Exercise aim =
In the listing below, identify each line with the word "电梯工程技术" and return those lines.

□ □ □ □ □

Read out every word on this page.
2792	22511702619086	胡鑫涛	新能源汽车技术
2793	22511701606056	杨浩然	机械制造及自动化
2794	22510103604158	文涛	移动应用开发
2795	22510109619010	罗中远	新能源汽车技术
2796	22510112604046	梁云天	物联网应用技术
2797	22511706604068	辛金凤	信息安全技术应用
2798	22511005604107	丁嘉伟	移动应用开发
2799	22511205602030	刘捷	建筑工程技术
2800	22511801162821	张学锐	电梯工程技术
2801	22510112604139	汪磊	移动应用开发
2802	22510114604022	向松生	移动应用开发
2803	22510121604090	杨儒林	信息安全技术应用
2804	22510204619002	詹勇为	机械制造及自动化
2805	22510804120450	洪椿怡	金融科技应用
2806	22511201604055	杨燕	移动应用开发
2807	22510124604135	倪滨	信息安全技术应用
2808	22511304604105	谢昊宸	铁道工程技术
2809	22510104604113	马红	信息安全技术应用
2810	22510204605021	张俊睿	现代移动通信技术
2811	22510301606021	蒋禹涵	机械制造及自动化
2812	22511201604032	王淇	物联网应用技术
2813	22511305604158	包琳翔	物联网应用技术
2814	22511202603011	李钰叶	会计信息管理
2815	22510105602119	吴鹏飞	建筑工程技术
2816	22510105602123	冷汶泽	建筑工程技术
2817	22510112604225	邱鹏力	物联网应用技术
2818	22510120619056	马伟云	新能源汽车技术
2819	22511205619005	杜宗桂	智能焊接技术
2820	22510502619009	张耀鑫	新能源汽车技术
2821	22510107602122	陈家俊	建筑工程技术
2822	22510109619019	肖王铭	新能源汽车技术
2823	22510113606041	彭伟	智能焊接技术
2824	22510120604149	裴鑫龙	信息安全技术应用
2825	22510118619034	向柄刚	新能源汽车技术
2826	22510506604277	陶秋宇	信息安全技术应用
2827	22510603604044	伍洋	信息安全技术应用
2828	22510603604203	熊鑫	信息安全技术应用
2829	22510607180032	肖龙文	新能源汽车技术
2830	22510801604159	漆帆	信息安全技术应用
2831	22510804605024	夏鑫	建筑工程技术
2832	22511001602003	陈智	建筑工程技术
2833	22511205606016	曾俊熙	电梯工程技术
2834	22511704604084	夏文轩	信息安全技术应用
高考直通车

□ □ □ □ □

Written solution =
2800	22511801162821	张学锐	电梯工程技术
2833	22511205606016	曾俊熙	电梯工程技术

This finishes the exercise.